▸ GIVEN PROBLEM
Can you write out, word for word, the passage of the article on O/R mapping tools below that opens with the words containing "O/R mapping tools are" and closes with "tools in general."?

▸ QUOTED PASSAGE
========
Top 10 Must Have Features in O/R Mapping Tools

Author: Iqbal Khan

O/R mapping tools are becoming more popular each day and people are realizing the productivity gain they provide to developers. Yet, many people don't know enough about O/R mapping to consider using these tools and many others are weary of using any code generators (including O/R mapping tools).

In this article, I will try to educate you about the various important features that a good O/R mapping tool would provide you and how it can be beneficial to you. I am not discussing any particular O/R mapping tool but rather all tools in general.

What is O/R mapping?

If you're developing an object oriented application that requires a relational database, you'll need to develop persistence objects that are modeled against your database design and know how to interact with different tables in the database. You can either develop these objects by hand or use an O/R mapping tool to map and generate them quickly. Hopefully, after reading this article, you'll be convinced that developing by-hand is a bad idea in most situations.
========
▸ COLLECTED MATERIAL

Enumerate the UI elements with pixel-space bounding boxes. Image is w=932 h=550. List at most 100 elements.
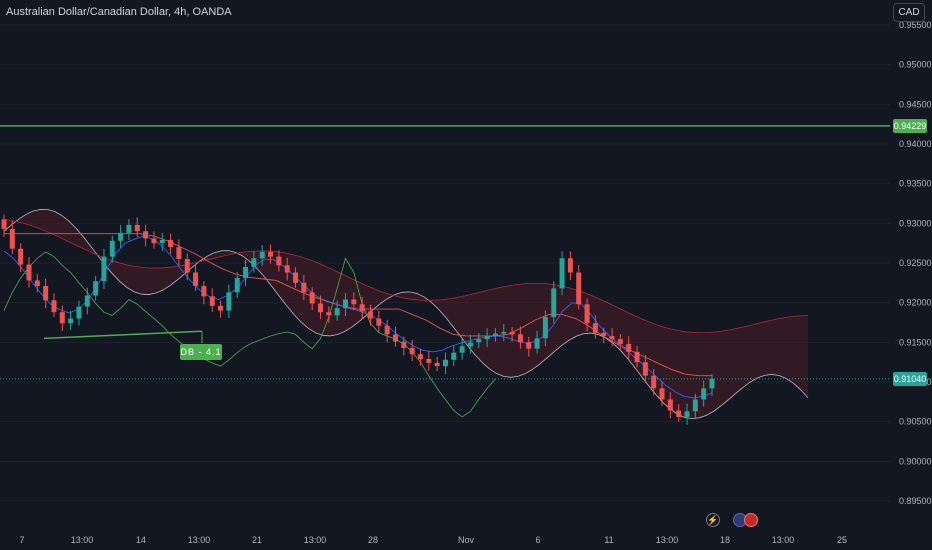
========
▸ IN RESPONSE
O/R mapping tools are becoming more popular each day and people are realizing the productivity gain they provide to developers. Yet, many people don't know enough about O/R mapping to consider using these tools and many others are weary of using any code generators (including O/R mapping tools).

In this article, I will try to educate you about the various important features that a good O/R mapping tool would provide you and how it can be beneficial to you. I am not discussing any particular O/R mapping tool but rather all tools in general.